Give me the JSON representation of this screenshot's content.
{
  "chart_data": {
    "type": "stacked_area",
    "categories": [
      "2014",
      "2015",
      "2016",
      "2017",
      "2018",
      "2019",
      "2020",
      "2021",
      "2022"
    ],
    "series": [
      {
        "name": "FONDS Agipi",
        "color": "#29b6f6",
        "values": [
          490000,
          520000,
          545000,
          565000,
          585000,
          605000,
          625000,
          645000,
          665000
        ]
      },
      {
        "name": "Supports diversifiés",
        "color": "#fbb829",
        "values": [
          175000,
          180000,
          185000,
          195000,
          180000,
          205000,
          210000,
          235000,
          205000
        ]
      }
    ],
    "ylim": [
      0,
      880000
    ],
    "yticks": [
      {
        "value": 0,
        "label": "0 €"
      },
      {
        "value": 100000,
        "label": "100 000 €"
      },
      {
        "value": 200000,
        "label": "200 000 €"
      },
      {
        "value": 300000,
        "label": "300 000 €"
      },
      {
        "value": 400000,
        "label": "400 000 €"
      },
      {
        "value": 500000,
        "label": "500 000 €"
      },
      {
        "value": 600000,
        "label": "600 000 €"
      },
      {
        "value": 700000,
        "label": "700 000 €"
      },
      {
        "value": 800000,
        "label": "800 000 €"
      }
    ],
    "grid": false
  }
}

● ● ● ● ● ● ●

TO DO → Copy all of the material word for word.

EXERCISE RESULT →
Give me the JSON representation of this screenshot's content.
{
  "chart_data": {
    "type": "stacked_area",
    "categories": [
      "2014",
      "2015",
      "2016",
      "2017",
      "2018",
      "2019",
      "2020",
      "2021",
      "2022"
    ],
    "series": [
      {
        "name": "FONDS Agipi",
        "color": "#29b6f6",
        "values": [
          490000,
          520000,
          545000,
          565000,
          585000,
          605000,
          625000,
          645000,
          665000
        ]
      },
      {
        "name": "Supports diversifiés",
        "color": "#fbb829",
        "values": [
          175000,
          180000,
          185000,
          195000,
          180000,
          205000,
          210000,
          235000,
          205000
        ]
      }
    ],
    "ylim": [
      0,
      880000
    ],
    "yticks": [
      {
        "value": 0,
        "label": "0 €"
      },
      {
        "value": 100000,
        "label": "100 000 €"
      },
      {
        "value": 200000,
        "label": "200 000 €"
      },
      {
        "value": 300000,
        "label": "300 000 €"
      },
      {
        "value": 400000,
        "label": "400 000 €"
      },
      {
        "value": 500000,
        "label": "500 000 €"
      },
      {
        "value": 600000,
        "label": "600 000 €"
      },
      {
        "value": 700000,
        "label": "700 000 €"
      },
      {
        "value": 800000,
        "label": "800 000 €"
      }
    ],
    "grid": false
  }
}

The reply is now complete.